-- START GIVEN ENTRIES --

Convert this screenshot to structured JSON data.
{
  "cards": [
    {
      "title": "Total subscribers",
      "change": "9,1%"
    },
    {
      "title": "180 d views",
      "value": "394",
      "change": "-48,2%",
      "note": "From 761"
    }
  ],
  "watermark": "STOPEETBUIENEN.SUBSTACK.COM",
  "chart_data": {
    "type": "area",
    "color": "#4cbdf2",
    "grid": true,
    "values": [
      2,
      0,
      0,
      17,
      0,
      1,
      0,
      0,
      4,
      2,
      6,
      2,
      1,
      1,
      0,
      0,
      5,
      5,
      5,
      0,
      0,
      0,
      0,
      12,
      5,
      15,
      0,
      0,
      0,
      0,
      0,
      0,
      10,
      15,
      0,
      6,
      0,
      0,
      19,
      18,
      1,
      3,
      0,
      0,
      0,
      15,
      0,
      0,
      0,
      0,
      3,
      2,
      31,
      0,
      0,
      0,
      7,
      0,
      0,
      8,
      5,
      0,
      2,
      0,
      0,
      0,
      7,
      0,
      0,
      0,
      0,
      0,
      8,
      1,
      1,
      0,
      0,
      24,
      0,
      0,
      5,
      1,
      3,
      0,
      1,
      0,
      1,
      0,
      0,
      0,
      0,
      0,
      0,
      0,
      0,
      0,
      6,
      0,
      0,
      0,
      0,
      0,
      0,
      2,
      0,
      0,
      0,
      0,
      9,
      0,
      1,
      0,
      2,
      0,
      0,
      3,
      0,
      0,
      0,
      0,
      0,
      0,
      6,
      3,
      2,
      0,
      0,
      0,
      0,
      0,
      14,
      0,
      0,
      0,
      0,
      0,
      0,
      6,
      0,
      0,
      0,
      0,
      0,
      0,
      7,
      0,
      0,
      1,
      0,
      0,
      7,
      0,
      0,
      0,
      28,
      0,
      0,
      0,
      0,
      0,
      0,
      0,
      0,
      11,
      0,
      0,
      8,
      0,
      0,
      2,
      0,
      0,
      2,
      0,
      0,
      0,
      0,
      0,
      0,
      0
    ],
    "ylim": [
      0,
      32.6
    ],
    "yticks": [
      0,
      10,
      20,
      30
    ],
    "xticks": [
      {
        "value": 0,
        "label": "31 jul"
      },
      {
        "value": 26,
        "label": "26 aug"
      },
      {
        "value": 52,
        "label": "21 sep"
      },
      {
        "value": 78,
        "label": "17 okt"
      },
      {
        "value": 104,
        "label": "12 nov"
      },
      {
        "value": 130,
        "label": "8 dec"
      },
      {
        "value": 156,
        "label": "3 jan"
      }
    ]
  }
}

-- END GIVEN ENTRIES --

* SHORT EXERCISE *
Where a line above contains the string "title", copy that line.

* THE OUTPUT *
      "title": "Total subscribers",
      "title": "180 d views",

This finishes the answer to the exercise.